Passage fourni:
+++++
Iza, fille unique et trop aimée de Vince et Etelka Szöcs. Iza, belle et lointaine, intelligente, brillante, volontaire : une femme moderne, pressée, efficace, organisée dans sa famille, dans sa profession, dans ses amours' Est-elle aussi parfaite à travers le prisme des regards croisés de ses parents, de son ex-mari, de son amant ?
Nous sommes en Hongrie en 1960. Le vieux Vince meurt d'un cancer à l'hôpital de sa petite ville de province. Etelka attend dans la maison familiale. Elle attend qu'on vienne la chercher pour un dernier adieu à son cher Vince. Elle ne verra qu'un cercueil ! Iza a tout organisé comme « un bon petit soldat » : les obsèques, la vente de la maison. Sa mère viendra habiter chez elle à Budapest où « elle pourra se reposer. » En fait, Etelka se retrouve désoeuvrée, perdue sans ses objets familiers, perdue dans cette ville trépidante qu'est devenue Budapest. On ne lui demande ni ses envies, ni son avis. « Pourtant, chaque jour elle se racontait Iza qui ne l'avait pas laissée seule dans la vieille maison, qui avait tout réglé à sa place, qui s'était chargée de tout, qui s'occupait d'elle et la comblait. » Etelka dépérit, se fane, se tait, s'absente dans ses souvenirs. Iza n'entend rien changer dans sa vie de femme active. Entre les deux femmes, un fossé se creuse et elles sont soulagées de se séparer quand Etelka repart vers son village. La fin sera atroce.
Un roman riche, bouleversant. Une histoire que l'on emporte au fond de soi une fois le livre fermé.
+++++
Données d'analyse de mise en page de documents
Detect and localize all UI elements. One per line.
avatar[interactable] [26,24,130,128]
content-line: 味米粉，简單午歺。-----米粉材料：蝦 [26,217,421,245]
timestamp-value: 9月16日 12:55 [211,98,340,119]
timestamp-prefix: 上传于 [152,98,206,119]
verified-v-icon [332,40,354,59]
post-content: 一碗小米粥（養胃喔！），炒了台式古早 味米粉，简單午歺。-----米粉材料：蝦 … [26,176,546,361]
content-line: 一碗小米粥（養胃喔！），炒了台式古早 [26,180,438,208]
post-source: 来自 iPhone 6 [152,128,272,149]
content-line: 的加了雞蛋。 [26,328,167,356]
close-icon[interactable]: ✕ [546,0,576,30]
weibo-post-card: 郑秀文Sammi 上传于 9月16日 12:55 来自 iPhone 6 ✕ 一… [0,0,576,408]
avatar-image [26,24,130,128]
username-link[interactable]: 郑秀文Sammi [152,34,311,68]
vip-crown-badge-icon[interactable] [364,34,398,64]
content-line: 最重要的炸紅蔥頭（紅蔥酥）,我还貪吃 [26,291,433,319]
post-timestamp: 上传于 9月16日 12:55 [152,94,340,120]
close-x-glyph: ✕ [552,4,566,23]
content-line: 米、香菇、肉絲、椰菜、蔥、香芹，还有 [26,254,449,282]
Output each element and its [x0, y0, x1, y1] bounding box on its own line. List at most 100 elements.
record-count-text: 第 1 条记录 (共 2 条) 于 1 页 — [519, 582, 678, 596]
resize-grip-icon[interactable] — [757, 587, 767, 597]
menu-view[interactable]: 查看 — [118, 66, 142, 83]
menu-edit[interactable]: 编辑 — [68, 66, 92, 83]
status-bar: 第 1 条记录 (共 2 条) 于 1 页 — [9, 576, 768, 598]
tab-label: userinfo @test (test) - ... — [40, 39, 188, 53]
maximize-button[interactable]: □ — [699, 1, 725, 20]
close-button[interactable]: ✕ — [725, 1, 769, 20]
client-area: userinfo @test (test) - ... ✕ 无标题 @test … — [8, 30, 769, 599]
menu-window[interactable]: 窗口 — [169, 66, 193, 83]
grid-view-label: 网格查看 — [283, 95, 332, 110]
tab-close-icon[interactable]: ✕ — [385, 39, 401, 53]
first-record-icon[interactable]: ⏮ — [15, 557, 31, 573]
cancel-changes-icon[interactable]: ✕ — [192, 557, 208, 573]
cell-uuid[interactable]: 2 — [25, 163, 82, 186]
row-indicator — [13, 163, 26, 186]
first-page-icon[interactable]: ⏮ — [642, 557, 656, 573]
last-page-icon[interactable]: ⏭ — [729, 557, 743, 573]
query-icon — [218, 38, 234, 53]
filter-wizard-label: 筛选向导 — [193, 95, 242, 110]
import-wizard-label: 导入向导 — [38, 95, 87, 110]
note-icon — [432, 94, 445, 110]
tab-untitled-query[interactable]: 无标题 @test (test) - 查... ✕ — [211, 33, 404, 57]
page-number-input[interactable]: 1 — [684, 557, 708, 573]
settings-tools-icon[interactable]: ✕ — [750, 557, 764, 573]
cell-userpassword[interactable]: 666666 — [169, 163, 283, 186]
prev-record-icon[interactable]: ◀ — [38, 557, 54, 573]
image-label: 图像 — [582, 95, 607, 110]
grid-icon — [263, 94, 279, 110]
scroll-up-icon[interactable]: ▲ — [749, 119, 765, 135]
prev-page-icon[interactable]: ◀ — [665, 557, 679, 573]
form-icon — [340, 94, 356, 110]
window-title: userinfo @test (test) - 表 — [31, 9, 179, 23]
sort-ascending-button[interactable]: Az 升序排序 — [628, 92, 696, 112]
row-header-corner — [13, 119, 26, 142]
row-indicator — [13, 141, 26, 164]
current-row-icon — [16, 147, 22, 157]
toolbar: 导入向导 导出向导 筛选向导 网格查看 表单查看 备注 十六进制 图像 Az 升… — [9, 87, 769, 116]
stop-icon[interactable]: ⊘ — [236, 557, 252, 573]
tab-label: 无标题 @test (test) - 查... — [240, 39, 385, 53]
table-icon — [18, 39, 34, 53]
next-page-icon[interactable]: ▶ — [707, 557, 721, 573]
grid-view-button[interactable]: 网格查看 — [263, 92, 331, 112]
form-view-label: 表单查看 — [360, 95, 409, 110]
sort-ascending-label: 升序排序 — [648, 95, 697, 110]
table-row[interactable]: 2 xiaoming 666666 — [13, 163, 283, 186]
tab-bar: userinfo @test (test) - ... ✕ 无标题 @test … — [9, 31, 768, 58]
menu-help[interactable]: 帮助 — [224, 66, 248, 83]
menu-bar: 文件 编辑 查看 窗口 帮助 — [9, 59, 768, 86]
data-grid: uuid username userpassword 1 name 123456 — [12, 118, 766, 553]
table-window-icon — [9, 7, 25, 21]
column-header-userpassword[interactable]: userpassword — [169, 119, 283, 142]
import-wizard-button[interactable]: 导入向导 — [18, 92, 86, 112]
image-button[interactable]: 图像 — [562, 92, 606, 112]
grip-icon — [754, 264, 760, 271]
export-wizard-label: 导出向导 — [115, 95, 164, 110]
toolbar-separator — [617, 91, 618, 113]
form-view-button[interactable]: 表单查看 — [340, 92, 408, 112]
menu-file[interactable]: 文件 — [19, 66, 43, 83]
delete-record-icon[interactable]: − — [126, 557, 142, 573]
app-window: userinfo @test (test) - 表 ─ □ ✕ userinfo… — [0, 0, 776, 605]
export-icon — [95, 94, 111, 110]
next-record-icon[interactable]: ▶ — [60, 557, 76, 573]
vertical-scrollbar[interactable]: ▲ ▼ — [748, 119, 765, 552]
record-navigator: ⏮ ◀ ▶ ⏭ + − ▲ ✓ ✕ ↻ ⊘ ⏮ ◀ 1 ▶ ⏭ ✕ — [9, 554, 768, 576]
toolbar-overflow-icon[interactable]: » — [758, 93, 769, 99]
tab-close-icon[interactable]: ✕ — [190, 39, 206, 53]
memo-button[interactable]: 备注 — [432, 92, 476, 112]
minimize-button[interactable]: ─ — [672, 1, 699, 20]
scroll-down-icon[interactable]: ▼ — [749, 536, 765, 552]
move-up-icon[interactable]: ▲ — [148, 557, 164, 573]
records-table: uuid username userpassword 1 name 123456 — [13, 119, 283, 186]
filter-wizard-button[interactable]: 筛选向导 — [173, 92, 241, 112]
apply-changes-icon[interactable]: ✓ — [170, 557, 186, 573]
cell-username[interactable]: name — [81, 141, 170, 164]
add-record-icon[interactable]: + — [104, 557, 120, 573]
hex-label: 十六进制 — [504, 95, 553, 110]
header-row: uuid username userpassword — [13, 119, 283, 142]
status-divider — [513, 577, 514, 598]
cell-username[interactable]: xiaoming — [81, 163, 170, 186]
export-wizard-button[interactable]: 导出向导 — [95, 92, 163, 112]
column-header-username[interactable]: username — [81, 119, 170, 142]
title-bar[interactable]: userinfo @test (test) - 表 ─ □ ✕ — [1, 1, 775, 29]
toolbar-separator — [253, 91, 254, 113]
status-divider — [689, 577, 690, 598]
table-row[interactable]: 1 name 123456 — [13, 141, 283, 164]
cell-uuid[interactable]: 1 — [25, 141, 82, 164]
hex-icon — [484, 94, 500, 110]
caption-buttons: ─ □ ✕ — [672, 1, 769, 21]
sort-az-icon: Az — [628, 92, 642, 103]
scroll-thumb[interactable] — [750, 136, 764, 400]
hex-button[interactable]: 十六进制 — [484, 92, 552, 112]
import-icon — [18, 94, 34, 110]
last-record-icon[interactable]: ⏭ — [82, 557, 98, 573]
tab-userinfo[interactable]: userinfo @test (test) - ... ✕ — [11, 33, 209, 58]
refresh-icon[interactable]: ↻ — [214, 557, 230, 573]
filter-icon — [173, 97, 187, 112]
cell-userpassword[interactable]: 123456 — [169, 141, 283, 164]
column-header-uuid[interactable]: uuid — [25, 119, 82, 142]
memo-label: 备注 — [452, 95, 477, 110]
+++++
À faire: Selon le passage fourni, de quelle maladie meurt Vince ?

Tâche accomplie: Vince meurt d'un cancer.